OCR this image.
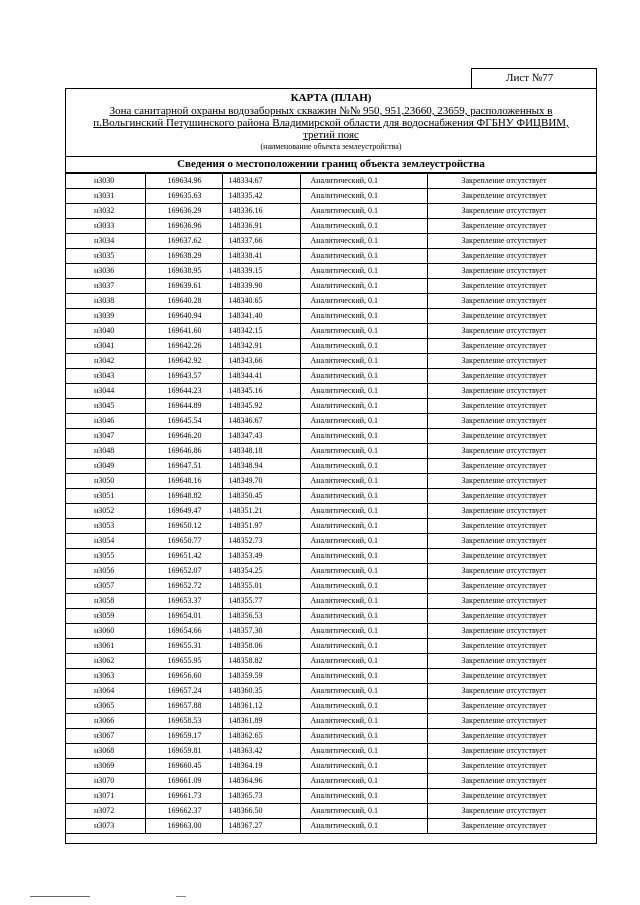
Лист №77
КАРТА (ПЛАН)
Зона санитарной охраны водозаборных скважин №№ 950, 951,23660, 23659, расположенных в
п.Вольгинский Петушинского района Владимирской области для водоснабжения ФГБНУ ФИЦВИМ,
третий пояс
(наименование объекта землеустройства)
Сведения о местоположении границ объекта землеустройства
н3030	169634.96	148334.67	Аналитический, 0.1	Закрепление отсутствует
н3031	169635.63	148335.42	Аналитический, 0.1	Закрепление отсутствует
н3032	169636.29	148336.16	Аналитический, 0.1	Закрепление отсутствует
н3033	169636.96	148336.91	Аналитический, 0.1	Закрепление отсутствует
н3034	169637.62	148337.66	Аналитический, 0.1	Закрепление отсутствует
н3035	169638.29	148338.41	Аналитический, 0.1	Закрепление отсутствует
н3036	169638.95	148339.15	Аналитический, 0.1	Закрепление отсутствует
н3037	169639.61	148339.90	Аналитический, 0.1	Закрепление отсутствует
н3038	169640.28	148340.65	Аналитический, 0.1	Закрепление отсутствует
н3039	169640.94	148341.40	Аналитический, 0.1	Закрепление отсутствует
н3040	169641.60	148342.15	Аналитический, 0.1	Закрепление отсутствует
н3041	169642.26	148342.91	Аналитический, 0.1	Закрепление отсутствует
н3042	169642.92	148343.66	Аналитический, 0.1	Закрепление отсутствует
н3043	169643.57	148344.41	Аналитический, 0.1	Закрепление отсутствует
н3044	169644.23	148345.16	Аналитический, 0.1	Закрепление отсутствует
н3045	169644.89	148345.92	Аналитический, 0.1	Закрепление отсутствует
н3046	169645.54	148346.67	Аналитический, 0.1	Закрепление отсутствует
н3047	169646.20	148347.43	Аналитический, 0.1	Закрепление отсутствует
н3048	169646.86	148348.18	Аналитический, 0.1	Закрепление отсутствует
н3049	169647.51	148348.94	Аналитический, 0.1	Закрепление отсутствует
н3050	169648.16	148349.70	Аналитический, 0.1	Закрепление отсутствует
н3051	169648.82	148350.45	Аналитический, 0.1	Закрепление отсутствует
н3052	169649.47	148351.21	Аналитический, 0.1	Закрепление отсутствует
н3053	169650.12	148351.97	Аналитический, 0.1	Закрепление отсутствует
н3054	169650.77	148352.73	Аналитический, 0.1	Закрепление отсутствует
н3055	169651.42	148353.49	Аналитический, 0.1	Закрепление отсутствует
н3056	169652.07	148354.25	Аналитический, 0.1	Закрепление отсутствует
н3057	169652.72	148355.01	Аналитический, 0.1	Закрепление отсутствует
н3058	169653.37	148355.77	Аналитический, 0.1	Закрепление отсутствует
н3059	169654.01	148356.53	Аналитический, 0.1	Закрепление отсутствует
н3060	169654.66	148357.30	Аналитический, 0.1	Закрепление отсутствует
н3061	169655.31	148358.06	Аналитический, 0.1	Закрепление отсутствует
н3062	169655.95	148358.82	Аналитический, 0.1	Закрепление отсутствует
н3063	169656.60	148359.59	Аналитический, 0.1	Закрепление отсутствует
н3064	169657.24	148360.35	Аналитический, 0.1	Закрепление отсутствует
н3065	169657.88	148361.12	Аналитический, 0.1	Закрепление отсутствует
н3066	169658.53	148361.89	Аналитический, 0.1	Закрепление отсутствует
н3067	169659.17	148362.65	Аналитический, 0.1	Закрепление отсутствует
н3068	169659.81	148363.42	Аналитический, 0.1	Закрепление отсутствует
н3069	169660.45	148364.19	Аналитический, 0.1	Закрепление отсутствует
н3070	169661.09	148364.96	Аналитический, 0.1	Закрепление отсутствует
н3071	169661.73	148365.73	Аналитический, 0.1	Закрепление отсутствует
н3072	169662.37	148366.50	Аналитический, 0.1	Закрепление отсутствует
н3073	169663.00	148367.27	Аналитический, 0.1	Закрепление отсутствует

=== TASK PROMPT ===
List all lines above in which the string "землеустройства" appears.

=== EXERCISE RESULT ===
(наименование объекта землеустройства)
Сведения о местоположении границ объекта землеустройства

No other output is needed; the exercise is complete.